**Exercise directions:**
Gather the lines that hold the string "JSON".

=== Records to use ===

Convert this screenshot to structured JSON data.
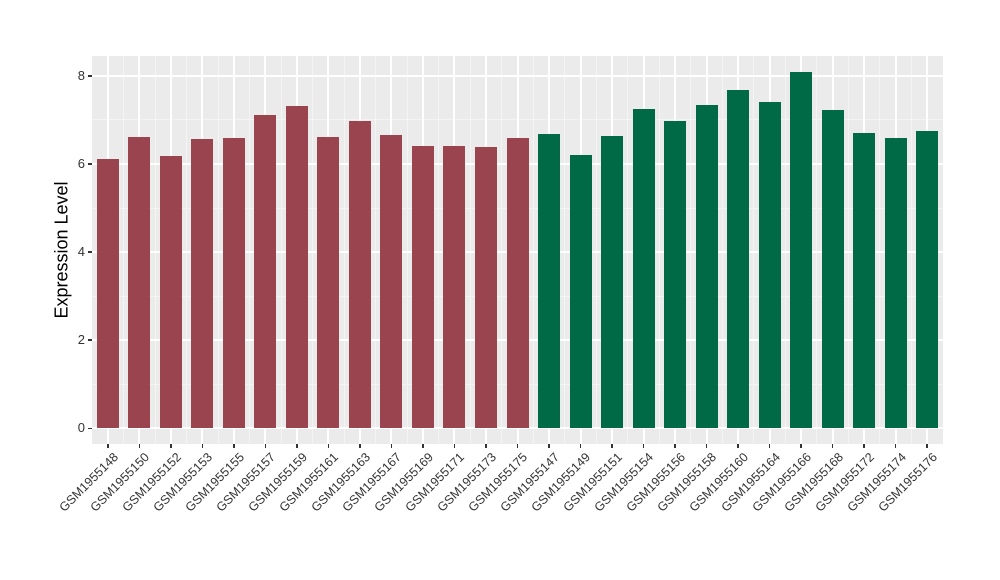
{
  "figure": {
    "background_color": "#FFFFFF",
    "panel_background_color": "#EBEBEB",
    "grid_major_color": "#FFFFFF",
    "grid_minor_color": "#F4F4F4",
    "axis_text_color": "#333333",
    "axis_title_color": "#000000"
  },
  "chart_data": {
    "type": "bar",
    "title": "",
    "xlabel": "",
    "ylabel": "Expression Level",
    "ylim": [
      0,
      8.45
    ],
    "yticks": [
      0,
      2,
      4,
      6,
      8
    ],
    "yticks_minor": [
      1,
      3,
      5,
      7
    ],
    "grid": true,
    "legend_position": "none",
    "x_tick_rotation_degrees": 45,
    "group_colors": [
      "#9A4450",
      "#006A46"
    ],
    "bars": [
      {
        "label": "GSM1955148",
        "value": 6.12,
        "group": 0
      },
      {
        "label": "GSM1955150",
        "value": 6.62,
        "group": 0
      },
      {
        "label": "GSM1955152",
        "value": 6.17,
        "group": 0
      },
      {
        "label": "GSM1955153",
        "value": 6.57,
        "group": 0
      },
      {
        "label": "GSM1955155",
        "value": 6.58,
        "group": 0
      },
      {
        "label": "GSM1955157",
        "value": 7.1,
        "group": 0
      },
      {
        "label": "GSM1955159",
        "value": 7.32,
        "group": 0
      },
      {
        "label": "GSM1955161",
        "value": 6.61,
        "group": 0
      },
      {
        "label": "GSM1955163",
        "value": 6.97,
        "group": 0
      },
      {
        "label": "GSM1955167",
        "value": 6.66,
        "group": 0
      },
      {
        "label": "GSM1955169",
        "value": 6.4,
        "group": 0
      },
      {
        "label": "GSM1955171",
        "value": 6.4,
        "group": 0
      },
      {
        "label": "GSM1955173",
        "value": 6.38,
        "group": 0
      },
      {
        "label": "GSM1955175",
        "value": 6.58,
        "group": 0
      },
      {
        "label": "GSM1955147",
        "value": 6.67,
        "group": 1
      },
      {
        "label": "GSM1955149",
        "value": 6.2,
        "group": 1
      },
      {
        "label": "GSM1955151",
        "value": 6.64,
        "group": 1
      },
      {
        "label": "GSM1955154",
        "value": 7.24,
        "group": 1
      },
      {
        "label": "GSM1955156",
        "value": 6.97,
        "group": 1
      },
      {
        "label": "GSM1955158",
        "value": 7.33,
        "group": 1
      },
      {
        "label": "GSM1955160",
        "value": 7.67,
        "group": 1
      },
      {
        "label": "GSM1955164",
        "value": 7.4,
        "group": 1
      },
      {
        "label": "GSM1955166",
        "value": 8.08,
        "group": 1
      },
      {
        "label": "GSM1955168",
        "value": 7.22,
        "group": 1
      },
      {
        "label": "GSM1955172",
        "value": 6.71,
        "group": 1
      },
      {
        "label": "GSM1955174",
        "value": 6.58,
        "group": 1
      },
      {
        "label": "GSM1955176",
        "value": 6.74,
        "group": 1
      }
    ]
  }
}
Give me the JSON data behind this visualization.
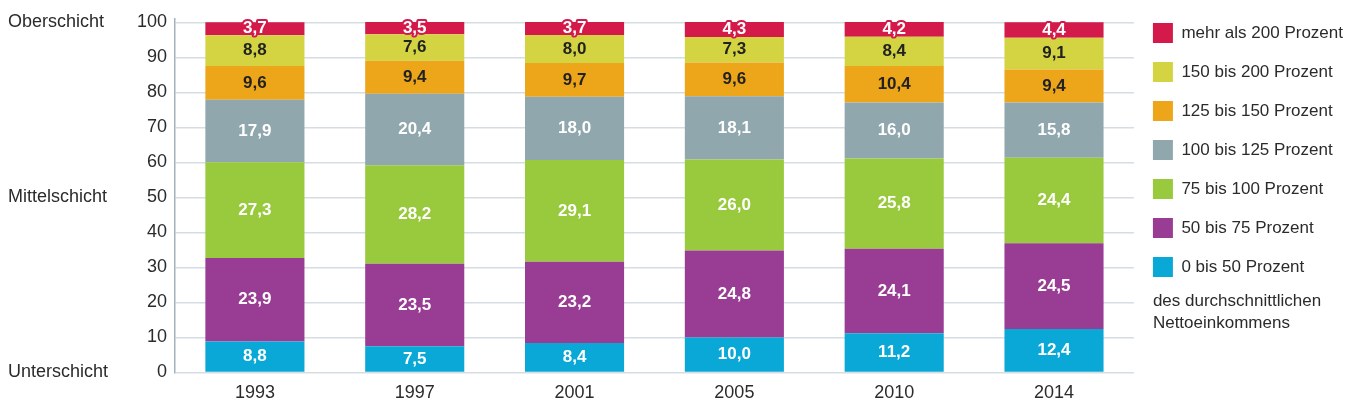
{
  "chart_data": {
    "type": "bar",
    "stacked": true,
    "categories": [
      "1993",
      "1997",
      "2001",
      "2005",
      "2010",
      "2014"
    ],
    "series": [
      {
        "name": "0 bis 50 Prozent",
        "color": "#0aa8d6",
        "values": [
          8.8,
          7.5,
          8.4,
          10.0,
          11.2,
          12.4
        ],
        "value_labels": [
          "8,8",
          "7,5",
          "8,4",
          "10,0",
          "11,2",
          "12,4"
        ]
      },
      {
        "name": "50 bis 75 Prozent",
        "color": "#993d94",
        "values": [
          23.9,
          23.5,
          23.2,
          24.8,
          24.1,
          24.5
        ],
        "value_labels": [
          "23,9",
          "23,5",
          "23,2",
          "24,8",
          "24,1",
          "24,5"
        ]
      },
      {
        "name": "75 bis 100 Prozent",
        "color": "#99c93c",
        "values": [
          27.3,
          28.2,
          29.1,
          26.0,
          25.8,
          24.4
        ],
        "value_labels": [
          "27,3",
          "28,2",
          "29,1",
          "26,0",
          "25,8",
          "24,4"
        ]
      },
      {
        "name": "100 bis 125 Prozent",
        "color": "#91a7ae",
        "values": [
          17.9,
          20.4,
          18.0,
          18.1,
          16.0,
          15.8
        ],
        "value_labels": [
          "17,9",
          "20,4",
          "18,0",
          "18,1",
          "16,0",
          "15,8"
        ]
      },
      {
        "name": "125 bis 150 Prozent",
        "color": "#eda51a",
        "values": [
          9.6,
          9.4,
          9.7,
          9.6,
          10.4,
          9.4
        ],
        "value_labels": [
          "9,6",
          "9,4",
          "9,7",
          "9,6",
          "10,4",
          "9,4"
        ]
      },
      {
        "name": "150 bis 200 Prozent",
        "color": "#d4d443",
        "values": [
          8.8,
          7.6,
          8.0,
          7.3,
          8.4,
          9.1
        ],
        "value_labels": [
          "8,8",
          "7,6",
          "8,0",
          "7,3",
          "8,4",
          "9,1"
        ]
      },
      {
        "name": "mehr als 200 Prozent",
        "color": "#d41a4a",
        "values": [
          3.7,
          3.5,
          3.7,
          4.3,
          4.2,
          4.4
        ],
        "value_labels": [
          "3,7",
          "3,5",
          "3,7",
          "4,3",
          "4,2",
          "4,4"
        ]
      }
    ],
    "ylim": [
      0,
      101
    ],
    "yticks": [
      0,
      10,
      20,
      30,
      40,
      50,
      60,
      70,
      80,
      90,
      100
    ],
    "grid": "y",
    "legend": "right",
    "annotations": [
      "Oberschicht",
      "Mittelschicht",
      "Unterschicht",
      "des durchschnittlichen Nettoeinkommens"
    ]
  }
}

===

**Final result:**
Convert this screenshot to structured JSON data.
Give me the JSON data behind this visualization.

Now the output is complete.